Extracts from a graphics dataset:
————————

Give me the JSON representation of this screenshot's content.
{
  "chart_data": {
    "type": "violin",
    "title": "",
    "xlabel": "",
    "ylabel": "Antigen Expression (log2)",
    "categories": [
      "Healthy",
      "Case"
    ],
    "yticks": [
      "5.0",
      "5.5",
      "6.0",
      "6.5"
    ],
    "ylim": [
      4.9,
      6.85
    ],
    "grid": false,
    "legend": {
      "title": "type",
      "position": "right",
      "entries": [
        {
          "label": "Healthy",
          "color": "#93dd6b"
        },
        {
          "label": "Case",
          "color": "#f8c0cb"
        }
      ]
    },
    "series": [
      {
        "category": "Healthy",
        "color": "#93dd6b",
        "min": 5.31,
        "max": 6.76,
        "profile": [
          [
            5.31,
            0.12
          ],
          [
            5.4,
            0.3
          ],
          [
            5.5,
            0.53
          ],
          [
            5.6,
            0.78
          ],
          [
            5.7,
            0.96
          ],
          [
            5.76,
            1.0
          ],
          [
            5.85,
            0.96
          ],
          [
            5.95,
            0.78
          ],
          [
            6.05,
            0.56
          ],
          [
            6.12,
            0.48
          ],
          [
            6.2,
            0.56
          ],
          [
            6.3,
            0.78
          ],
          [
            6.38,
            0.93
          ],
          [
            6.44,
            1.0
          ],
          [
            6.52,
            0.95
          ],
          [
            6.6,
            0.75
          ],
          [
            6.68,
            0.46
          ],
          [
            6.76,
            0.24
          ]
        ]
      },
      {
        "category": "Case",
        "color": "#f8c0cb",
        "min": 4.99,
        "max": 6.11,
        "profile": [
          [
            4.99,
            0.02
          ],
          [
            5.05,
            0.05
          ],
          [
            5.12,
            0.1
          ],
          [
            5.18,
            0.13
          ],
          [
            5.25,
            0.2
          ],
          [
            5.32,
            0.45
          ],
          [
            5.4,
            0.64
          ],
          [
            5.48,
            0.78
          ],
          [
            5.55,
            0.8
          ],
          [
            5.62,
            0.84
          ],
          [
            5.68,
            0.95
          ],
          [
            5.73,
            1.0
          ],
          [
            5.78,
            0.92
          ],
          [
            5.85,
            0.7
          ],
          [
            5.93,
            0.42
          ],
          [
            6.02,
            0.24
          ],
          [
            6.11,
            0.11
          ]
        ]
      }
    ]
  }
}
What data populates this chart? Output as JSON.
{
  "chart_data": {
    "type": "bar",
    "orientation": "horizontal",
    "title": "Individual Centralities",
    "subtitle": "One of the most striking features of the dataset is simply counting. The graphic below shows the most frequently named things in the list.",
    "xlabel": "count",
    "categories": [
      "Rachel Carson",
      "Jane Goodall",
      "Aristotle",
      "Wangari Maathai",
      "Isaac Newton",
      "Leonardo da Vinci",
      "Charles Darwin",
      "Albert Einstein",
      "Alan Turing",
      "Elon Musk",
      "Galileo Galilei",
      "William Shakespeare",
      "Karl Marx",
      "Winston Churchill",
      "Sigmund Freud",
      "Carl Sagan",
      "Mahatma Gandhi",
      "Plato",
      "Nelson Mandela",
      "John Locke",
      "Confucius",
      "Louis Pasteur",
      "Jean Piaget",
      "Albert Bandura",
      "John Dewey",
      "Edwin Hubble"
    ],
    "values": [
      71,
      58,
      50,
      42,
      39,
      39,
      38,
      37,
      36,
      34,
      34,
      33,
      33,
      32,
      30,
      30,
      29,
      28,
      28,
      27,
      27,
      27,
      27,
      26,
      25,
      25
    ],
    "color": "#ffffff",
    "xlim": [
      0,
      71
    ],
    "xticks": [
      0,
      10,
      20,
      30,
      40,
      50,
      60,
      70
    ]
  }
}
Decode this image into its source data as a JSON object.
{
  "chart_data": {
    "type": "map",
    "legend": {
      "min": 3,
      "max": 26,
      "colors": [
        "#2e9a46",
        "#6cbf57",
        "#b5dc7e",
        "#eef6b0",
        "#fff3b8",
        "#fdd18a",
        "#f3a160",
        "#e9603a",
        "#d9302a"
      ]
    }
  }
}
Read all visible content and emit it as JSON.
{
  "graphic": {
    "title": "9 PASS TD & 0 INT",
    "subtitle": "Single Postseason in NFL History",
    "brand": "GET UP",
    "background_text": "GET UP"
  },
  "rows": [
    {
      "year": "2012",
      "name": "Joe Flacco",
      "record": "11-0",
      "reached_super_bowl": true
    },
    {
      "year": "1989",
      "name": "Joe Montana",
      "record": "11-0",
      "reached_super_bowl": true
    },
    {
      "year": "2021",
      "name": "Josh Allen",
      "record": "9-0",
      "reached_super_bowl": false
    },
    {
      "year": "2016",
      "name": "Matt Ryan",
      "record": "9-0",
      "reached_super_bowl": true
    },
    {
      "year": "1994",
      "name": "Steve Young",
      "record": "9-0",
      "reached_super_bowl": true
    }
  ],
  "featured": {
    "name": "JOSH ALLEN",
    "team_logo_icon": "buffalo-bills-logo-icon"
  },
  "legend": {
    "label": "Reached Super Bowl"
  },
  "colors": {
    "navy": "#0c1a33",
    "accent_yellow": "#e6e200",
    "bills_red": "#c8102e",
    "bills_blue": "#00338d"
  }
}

————————

Instructions for the task: Your answer should be a single number: how many lines in the data above include "subtitle"?

Response to the task: 2